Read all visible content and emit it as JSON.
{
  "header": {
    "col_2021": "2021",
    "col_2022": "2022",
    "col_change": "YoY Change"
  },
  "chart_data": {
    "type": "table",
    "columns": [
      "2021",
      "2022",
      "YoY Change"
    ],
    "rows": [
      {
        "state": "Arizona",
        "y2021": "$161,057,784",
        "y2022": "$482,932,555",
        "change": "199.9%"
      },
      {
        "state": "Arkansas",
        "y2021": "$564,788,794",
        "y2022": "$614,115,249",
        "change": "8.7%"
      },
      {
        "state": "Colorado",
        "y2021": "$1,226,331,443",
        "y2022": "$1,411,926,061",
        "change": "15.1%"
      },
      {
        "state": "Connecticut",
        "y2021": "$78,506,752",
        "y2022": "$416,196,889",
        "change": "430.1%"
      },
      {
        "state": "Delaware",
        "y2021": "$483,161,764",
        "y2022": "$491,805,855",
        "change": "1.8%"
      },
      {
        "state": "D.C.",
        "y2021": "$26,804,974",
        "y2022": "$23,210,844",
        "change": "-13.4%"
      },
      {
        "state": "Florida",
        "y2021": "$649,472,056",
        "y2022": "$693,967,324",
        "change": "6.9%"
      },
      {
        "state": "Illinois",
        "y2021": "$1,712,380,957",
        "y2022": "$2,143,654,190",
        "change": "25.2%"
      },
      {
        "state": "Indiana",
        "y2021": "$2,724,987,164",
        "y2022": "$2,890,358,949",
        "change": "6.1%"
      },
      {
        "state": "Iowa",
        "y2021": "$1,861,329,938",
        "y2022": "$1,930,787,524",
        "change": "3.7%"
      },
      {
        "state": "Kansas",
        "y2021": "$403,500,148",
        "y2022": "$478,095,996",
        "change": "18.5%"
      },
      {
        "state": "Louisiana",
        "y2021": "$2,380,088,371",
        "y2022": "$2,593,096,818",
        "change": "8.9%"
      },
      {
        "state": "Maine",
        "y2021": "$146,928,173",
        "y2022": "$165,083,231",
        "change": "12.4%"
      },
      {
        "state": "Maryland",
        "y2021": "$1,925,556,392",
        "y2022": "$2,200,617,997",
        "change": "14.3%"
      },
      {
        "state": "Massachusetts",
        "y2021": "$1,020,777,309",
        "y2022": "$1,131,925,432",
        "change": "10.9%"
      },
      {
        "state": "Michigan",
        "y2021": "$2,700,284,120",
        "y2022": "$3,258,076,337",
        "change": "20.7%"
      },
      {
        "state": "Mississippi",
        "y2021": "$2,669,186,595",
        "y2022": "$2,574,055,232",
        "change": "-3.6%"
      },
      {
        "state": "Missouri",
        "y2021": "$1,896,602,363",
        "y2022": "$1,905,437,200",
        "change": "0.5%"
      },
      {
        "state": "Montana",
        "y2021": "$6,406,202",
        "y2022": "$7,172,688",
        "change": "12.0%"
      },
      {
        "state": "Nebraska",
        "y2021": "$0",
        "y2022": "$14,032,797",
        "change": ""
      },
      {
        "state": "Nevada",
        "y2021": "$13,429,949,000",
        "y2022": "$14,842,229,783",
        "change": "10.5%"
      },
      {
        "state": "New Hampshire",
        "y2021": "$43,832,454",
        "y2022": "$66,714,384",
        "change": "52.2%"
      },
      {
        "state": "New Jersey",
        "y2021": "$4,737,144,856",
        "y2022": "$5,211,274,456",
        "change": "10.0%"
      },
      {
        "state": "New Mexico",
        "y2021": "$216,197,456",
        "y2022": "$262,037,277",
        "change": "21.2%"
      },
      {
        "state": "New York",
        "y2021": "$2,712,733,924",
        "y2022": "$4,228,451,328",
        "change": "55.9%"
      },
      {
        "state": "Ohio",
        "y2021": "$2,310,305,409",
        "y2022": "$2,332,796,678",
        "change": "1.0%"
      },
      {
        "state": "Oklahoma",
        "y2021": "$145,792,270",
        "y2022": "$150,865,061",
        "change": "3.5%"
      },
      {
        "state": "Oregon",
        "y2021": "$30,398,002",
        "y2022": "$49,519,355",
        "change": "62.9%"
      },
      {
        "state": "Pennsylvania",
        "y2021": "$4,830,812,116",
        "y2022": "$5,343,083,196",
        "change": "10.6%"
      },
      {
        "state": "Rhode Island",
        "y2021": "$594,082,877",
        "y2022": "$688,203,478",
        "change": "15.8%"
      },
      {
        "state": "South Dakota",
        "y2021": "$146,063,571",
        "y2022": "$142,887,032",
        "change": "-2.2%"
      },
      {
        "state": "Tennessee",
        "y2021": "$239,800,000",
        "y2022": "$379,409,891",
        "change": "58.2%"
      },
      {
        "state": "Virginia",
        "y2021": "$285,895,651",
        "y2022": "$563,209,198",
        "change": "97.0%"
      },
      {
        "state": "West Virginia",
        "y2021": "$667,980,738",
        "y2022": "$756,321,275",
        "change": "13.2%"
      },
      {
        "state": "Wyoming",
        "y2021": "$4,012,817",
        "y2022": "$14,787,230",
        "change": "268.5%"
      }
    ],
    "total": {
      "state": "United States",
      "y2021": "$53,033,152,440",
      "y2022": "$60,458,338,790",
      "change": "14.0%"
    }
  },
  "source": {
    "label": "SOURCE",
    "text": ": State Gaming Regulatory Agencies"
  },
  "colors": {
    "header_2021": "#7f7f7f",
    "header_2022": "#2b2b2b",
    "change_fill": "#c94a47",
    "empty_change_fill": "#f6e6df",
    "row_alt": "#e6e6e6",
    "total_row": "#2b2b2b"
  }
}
******
_SET TASK_. Output each record exactly, leaving nothing out.

_FINAL ANSWER_.
Read all visible content and emit it as JSON.
{
  "header": {
    "col_2021": "2021",
    "col_2022": "2022",
    "col_change": "YoY Change"
  },
  "chart_data": {
    "type": "table",
    "columns": [
      "2021",
      "2022",
      "YoY Change"
    ],
    "rows": [
      {
        "state": "Arizona",
        "y2021": "$161,057,784",
        "y2022": "$482,932,555",
        "change": "199.9%"
      },
      {
        "state": "Arkansas",
        "y2021": "$564,788,794",
        "y2022": "$614,115,249",
        "change": "8.7%"
      },
      {
        "state": "Colorado",
        "y2021": "$1,226,331,443",
        "y2022": "$1,411,926,061",
        "change": "15.1%"
      },
      {
        "state": "Connecticut",
        "y2021": "$78,506,752",
        "y2022": "$416,196,889",
        "change": "430.1%"
      },
      {
        "state": "Delaware",
        "y2021": "$483,161,764",
        "y2022": "$491,805,855",
        "change": "1.8%"
      },
      {
        "state": "D.C.",
        "y2021": "$26,804,974",
        "y2022": "$23,210,844",
        "change": "-13.4%"
      },
      {
        "state": "Florida",
        "y2021": "$649,472,056",
        "y2022": "$693,967,324",
        "change": "6.9%"
      },
      {
        "state": "Illinois",
        "y2021": "$1,712,380,957",
        "y2022": "$2,143,654,190",
        "change": "25.2%"
      },
      {
        "state": "Indiana",
        "y2021": "$2,724,987,164",
        "y2022": "$2,890,358,949",
        "change": "6.1%"
      },
      {
        "state": "Iowa",
        "y2021": "$1,861,329,938",
        "y2022": "$1,930,787,524",
        "change": "3.7%"
      },
      {
        "state": "Kansas",
        "y2021": "$403,500,148",
        "y2022": "$478,095,996",
        "change": "18.5%"
      },
      {
        "state": "Louisiana",
        "y2021": "$2,380,088,371",
        "y2022": "$2,593,096,818",
        "change": "8.9%"
      },
      {
        "state": "Maine",
        "y2021": "$146,928,173",
        "y2022": "$165,083,231",
        "change": "12.4%"
      },
      {
        "state": "Maryland",
        "y2021": "$1,925,556,392",
        "y2022": "$2,200,617,997",
        "change": "14.3%"
      },
      {
        "state": "Massachusetts",
        "y2021": "$1,020,777,309",
        "y2022": "$1,131,925,432",
        "change": "10.9%"
      },
      {
        "state": "Michigan",
        "y2021": "$2,700,284,120",
        "y2022": "$3,258,076,337",
        "change": "20.7%"
      },
      {
        "state": "Mississippi",
        "y2021": "$2,669,186,595",
        "y2022": "$2,574,055,232",
        "change": "-3.6%"
      },
      {
        "state": "Missouri",
        "y2021": "$1,896,602,363",
        "y2022": "$1,905,437,200",
        "change": "0.5%"
      },
      {
        "state": "Montana",
        "y2021": "$6,406,202",
        "y2022": "$7,172,688",
        "change": "12.0%"
      },
      {
        "state": "Nebraska",
        "y2021": "$0",
        "y2022": "$14,032,797",
        "change": ""
      },
      {
        "state": "Nevada",
        "y2021": "$13,429,949,000",
        "y2022": "$14,842,229,783",
        "change": "10.5%"
      },
      {
        "state": "New Hampshire",
        "y2021": "$43,832,454",
        "y2022": "$66,714,384",
        "change": "52.2%"
      },
      {
        "state": "New Jersey",
        "y2021": "$4,737,144,856",
        "y2022": "$5,211,274,456",
        "change": "10.0%"
      },
      {
        "state": "New Mexico",
        "y2021": "$216,197,456",
        "y2022": "$262,037,277",
        "change": "21.2%"
      },
      {
        "state": "New York",
        "y2021": "$2,712,733,924",
        "y2022": "$4,228,451,328",
        "change": "55.9%"
      },
      {
        "state": "Ohio",
        "y2021": "$2,310,305,409",
        "y2022": "$2,332,796,678",
        "change": "1.0%"
      },
      {
        "state": "Oklahoma",
        "y2021": "$145,792,270",
        "y2022": "$150,865,061",
        "change": "3.5%"
      },
      {
        "state": "Oregon",
        "y2021": "$30,398,002",
        "y2022": "$49,519,355",
        "change": "62.9%"
      },
      {
        "state": "Pennsylvania",
        "y2021": "$4,830,812,116",
        "y2022": "$5,343,083,196",
        "change": "10.6%"
      },
      {
        "state": "Rhode Island",
        "y2021": "$594,082,877",
        "y2022": "$688,203,478",
        "change": "15.8%"
      },
      {
        "state": "South Dakota",
        "y2021": "$146,063,571",
        "y2022": "$142,887,032",
        "change": "-2.2%"
      },
      {
        "state": "Tennessee",
        "y2021": "$239,800,000",
        "y2022": "$379,409,891",
        "change": "58.2%"
      },
      {
        "state": "Virginia",
        "y2021": "$285,895,651",
        "y2022": "$563,209,198",
        "change": "97.0%"
      },
      {
        "state": "West Virginia",
        "y2021": "$667,980,738",
        "y2022": "$756,321,275",
        "change": "13.2%"
      },
      {
        "state": "Wyoming",
        "y2021": "$4,012,817",
        "y2022": "$14,787,230",
        "change": "268.5%"
      }
    ],
    "total": {
      "state": "United States",
      "y2021": "$53,033,152,440",
      "y2022": "$60,458,338,790",
      "change": "14.0%"
    }
  },
  "source": {
    "label": "SOURCE",
    "text": ": State Gaming Regulatory Agencies"
  },
  "colors": {
    "header_2021": "#7f7f7f",
    "header_2022": "#2b2b2b",
    "change_fill": "#c94a47",
    "empty_change_fill": "#f6e6df",
    "row_alt": "#e6e6e6",
    "total_row": "#2b2b2b"
  }
}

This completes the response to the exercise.